Set task: Go through the data below and copy it exactly, skipping every picture.

Data rows:
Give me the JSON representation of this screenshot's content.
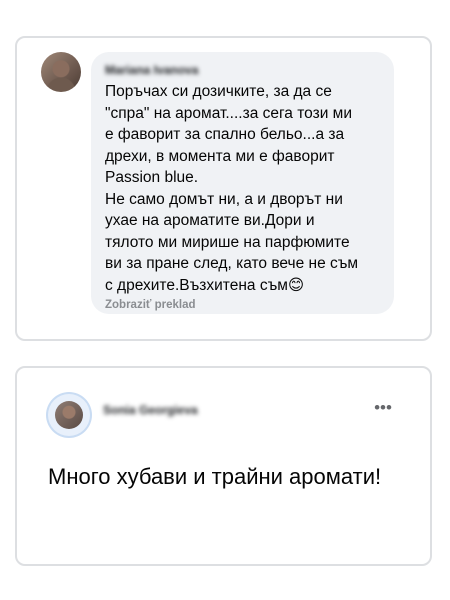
{
  "comment": {
    "author": "Mariana Ivanova",
    "text": "Поръчах си дозичките, за да се\n\"спра\" на аромат....за сега този ми\nе фаворит за спално бельо...а за\nдрехи, в момента ми е фаворит\nPassion blue.\nНе само домът ни, а и дворът ни\nухае на ароматите ви.Дори и\nтялото ми мирише на парфюмите\nви за пране след, като вече не съм\nс дрехите.Възхитена съм😊",
    "translate_label": "Zobraziť preklad"
  },
  "post": {
    "author": "Sonia Georgieva",
    "more_label": "•••",
    "text": "Много хубави и трайни аромати!"
  },
  "icons": {
    "avatar_1": "user-avatar",
    "avatar_2": "user-avatar",
    "more": "more-options-icon"
  }
}
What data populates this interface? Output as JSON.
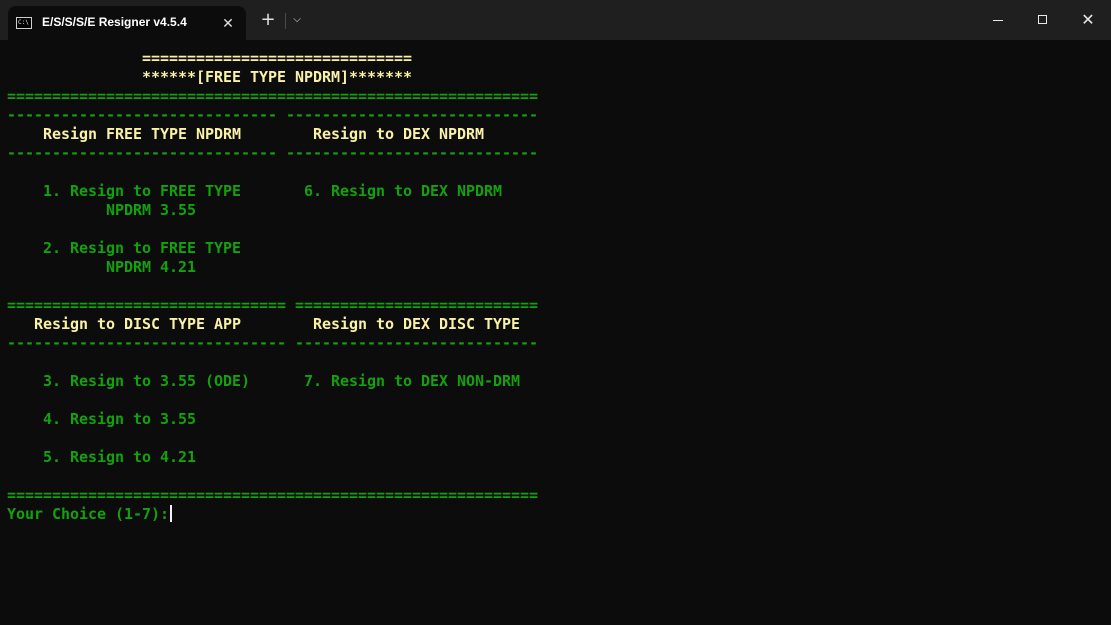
{
  "window": {
    "tab_title": "E/S/S/S/E Resigner v4.5.4",
    "tab_icon_text": "C:\\",
    "tab_icon": "terminal-icon",
    "close_tab_glyph": "✕",
    "new_tab_glyph": "+",
    "dropdown_glyph": "⌵",
    "minimize_icon": "minimize-icon",
    "maximize_icon": "maximize-icon",
    "close_glyph": "✕"
  },
  "colors": {
    "background": "#0c0c0c",
    "heading_yellow": "#f9f1a5",
    "menu_green": "#13a10e"
  },
  "terminal": {
    "lines": [
      {
        "text": "               ==============================",
        "color": "yellow"
      },
      {
        "text": "               ******[FREE TYPE NPDRM]*******",
        "color": "yellow"
      },
      {
        "text": "===========================================================",
        "color": "green"
      },
      {
        "text": "------------------------------ ----------------------------",
        "color": "green"
      },
      {
        "text": "    Resign FREE TYPE NPDRM        Resign to DEX NPDRM",
        "color": "yellow"
      },
      {
        "text": "------------------------------ ----------------------------",
        "color": "green"
      },
      {
        "text": "",
        "color": "green"
      },
      {
        "text": "    1. Resign to FREE TYPE       6. Resign to DEX NPDRM",
        "color": "green"
      },
      {
        "text": "           NPDRM 3.55",
        "color": "green"
      },
      {
        "text": "",
        "color": "green"
      },
      {
        "text": "    2. Resign to FREE TYPE",
        "color": "green"
      },
      {
        "text": "           NPDRM 4.21",
        "color": "green"
      },
      {
        "text": "",
        "color": "green"
      },
      {
        "text": "=============================== ===========================",
        "color": "green"
      },
      {
        "text": "   Resign to DISC TYPE APP        Resign to DEX DISC TYPE",
        "color": "yellow"
      },
      {
        "text": "------------------------------- ---------------------------",
        "color": "green"
      },
      {
        "text": "",
        "color": "green"
      },
      {
        "text": "    3. Resign to 3.55 (ODE)      7. Resign to DEX NON-DRM",
        "color": "green"
      },
      {
        "text": "",
        "color": "green"
      },
      {
        "text": "    4. Resign to 3.55",
        "color": "green"
      },
      {
        "text": "",
        "color": "green"
      },
      {
        "text": "    5. Resign to 4.21",
        "color": "green"
      },
      {
        "text": "",
        "color": "green"
      },
      {
        "text": "===========================================================",
        "color": "green"
      }
    ],
    "prompt": "Your Choice (1-7):"
  }
}
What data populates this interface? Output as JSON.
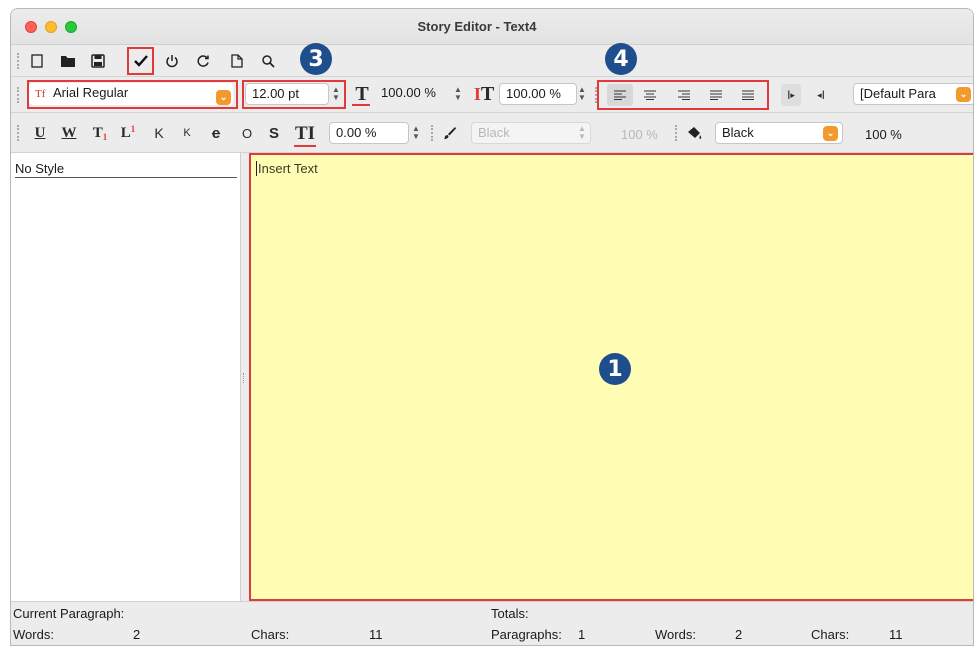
{
  "window": {
    "title": "Story Editor - Text4"
  },
  "toolbar1": {
    "icons": [
      "new-document-icon",
      "open-folder-icon",
      "save-icon",
      "apply-checkmark-icon",
      "power-icon",
      "refresh-icon",
      "page-icon",
      "search-icon"
    ]
  },
  "toolbar2": {
    "font_prefix": "Tf",
    "font_name": "Arial Regular",
    "font_size": "12.00 pt",
    "horizontal_scale": "100.00 %",
    "vertical_scale": "100.00 %",
    "paragraph_style": "[Default Para"
  },
  "toolbar3": {
    "tracking": "0.00 %",
    "stroke_color": "Black",
    "stroke_opacity": "100 %",
    "fill_color": "Black",
    "fill_opacity": "100 %"
  },
  "callouts": {
    "editor": "1",
    "font_size": "3",
    "alignment": "4"
  },
  "style_list": {
    "items": [
      "No Style"
    ]
  },
  "editor": {
    "text": "Insert Text"
  },
  "status": {
    "current_paragraph_label": "Current Paragraph:",
    "totals_label": "Totals:",
    "words_label": "Words:",
    "words_value": "2",
    "chars_label": "Chars:",
    "chars_value": "11",
    "paragraphs_label": "Paragraphs:",
    "paragraphs_value": "1",
    "total_words_label": "Words:",
    "total_words_value": "2",
    "total_chars_label": "Chars:",
    "total_chars_value": "11"
  },
  "colors": {
    "editor_bg": "#fffdb4",
    "highlight": "#e03a3a",
    "callout": "#1f4e8c",
    "dropdown": "#f29a2e"
  }
}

Solution for this task:
Give me the JSON representation of this screenshot's content.
{
  "comment": {
    "author": "Mariana Ivanova",
    "text": "Поръчах си дозичките, за да се\n\"спра\" на аромат....за сега този ми\nе фаворит за спално бельо...а за\nдрехи, в момента ми е фаворит\nPassion blue.\nНе само домът ни, а и дворът ни\nухае на ароматите ви.Дори и\nтялото ми мирише на парфюмите\nви за пране след, като вече не съм\nс дрехите.Възхитена съм😊",
    "translate_label": "Zobraziť preklad"
  },
  "post": {
    "author": "Sonia Georgieva",
    "more_label": "•••",
    "text": "Много хубави и трайни аромати!"
  },
  "icons": {
    "avatar_1": "user-avatar",
    "avatar_2": "user-avatar",
    "more": "more-options-icon"
  }
}
What data populates this interface? Output as JSON.
{
  "window": {
    "tab_title": "E/S/S/S/E Resigner v4.5.4",
    "tab_icon_text": "C:\\",
    "tab_icon": "terminal-icon",
    "close_tab_glyph": "✕",
    "new_tab_glyph": "+",
    "dropdown_glyph": "⌵",
    "minimize_icon": "minimize-icon",
    "maximize_icon": "maximize-icon",
    "close_glyph": "✕"
  },
  "colors": {
    "background": "#0c0c0c",
    "heading_yellow": "#f9f1a5",
    "menu_green": "#13a10e"
  },
  "terminal": {
    "lines": [
      {
        "text": "               ==============================",
        "color": "yellow"
      },
      {
        "text": "               ******[FREE TYPE NPDRM]*******",
        "color": "yellow"
      },
      {
        "text": "===========================================================",
        "color": "green"
      },
      {
        "text": "------------------------------ ----------------------------",
        "color": "green"
      },
      {
        "text": "    Resign FREE TYPE NPDRM        Resign to DEX NPDRM",
        "color": "yellow"
      },
      {
        "text": "------------------------------ ----------------------------",
        "color": "green"
      },
      {
        "text": "",
        "color": "green"
      },
      {
        "text": "    1. Resign to FREE TYPE       6. Resign to DEX NPDRM",
        "color": "green"
      },
      {
        "text": "           NPDRM 3.55",
        "color": "green"
      },
      {
        "text": "",
        "color": "green"
      },
      {
        "text": "    2. Resign to FREE TYPE",
        "color": "green"
      },
      {
        "text": "           NPDRM 4.21",
        "color": "green"
      },
      {
        "text": "",
        "color": "green"
      },
      {
        "text": "=============================== ===========================",
        "color": "green"
      },
      {
        "text": "   Resign to DISC TYPE APP        Resign to DEX DISC TYPE",
        "color": "yellow"
      },
      {
        "text": "------------------------------- ---------------------------",
        "color": "green"
      },
      {
        "text": "",
        "color": "green"
      },
      {
        "text": "    3. Resign to 3.55 (ODE)      7. Resign to DEX NON-DRM",
        "color": "green"
      },
      {
        "text": "",
        "color": "green"
      },
      {
        "text": "    4. Resign to 3.55",
        "color": "green"
      },
      {
        "text": "",
        "color": "green"
      },
      {
        "text": "    5. Resign to 4.21",
        "color": "green"
      },
      {
        "text": "",
        "color": "green"
      },
      {
        "text": "===========================================================",
        "color": "green"
      }
    ],
    "prompt": "Your Choice (1-7):"
  }
}
What data populates this interface? Output as JSON.
{
  "window": {
    "title": "Story Editor - Text4"
  },
  "toolbar1": {
    "icons": [
      "new-document-icon",
      "open-folder-icon",
      "save-icon",
      "apply-checkmark-icon",
      "power-icon",
      "refresh-icon",
      "page-icon",
      "search-icon"
    ]
  },
  "toolbar2": {
    "font_prefix": "Tf",
    "font_name": "Arial Regular",
    "font_size": "12.00 pt",
    "horizontal_scale": "100.00 %",
    "vertical_scale": "100.00 %",
    "paragraph_style": "[Default Para"
  },
  "toolbar3": {
    "tracking": "0.00 %",
    "stroke_color": "Black",
    "stroke_opacity": "100 %",
    "fill_color": "Black",
    "fill_opacity": "100 %"
  },
  "callouts": {
    "editor": "1",
    "font_size": "3",
    "alignment": "4"
  },
  "style_list": {
    "items": [
      "No Style"
    ]
  },
  "editor": {
    "text": "Insert Text"
  },
  "status": {
    "current_paragraph_label": "Current Paragraph:",
    "totals_label": "Totals:",
    "words_label": "Words:",
    "words_value": "2",
    "chars_label": "Chars:",
    "chars_value": "11",
    "paragraphs_label": "Paragraphs:",
    "paragraphs_value": "1",
    "total_words_label": "Words:",
    "total_words_value": "2",
    "total_chars_label": "Chars:",
    "total_chars_value": "11"
  },
  "colors": {
    "editor_bg": "#fffdb4",
    "highlight": "#e03a3a",
    "callout": "#1f4e8c",
    "dropdown": "#f29a2e"
  }
}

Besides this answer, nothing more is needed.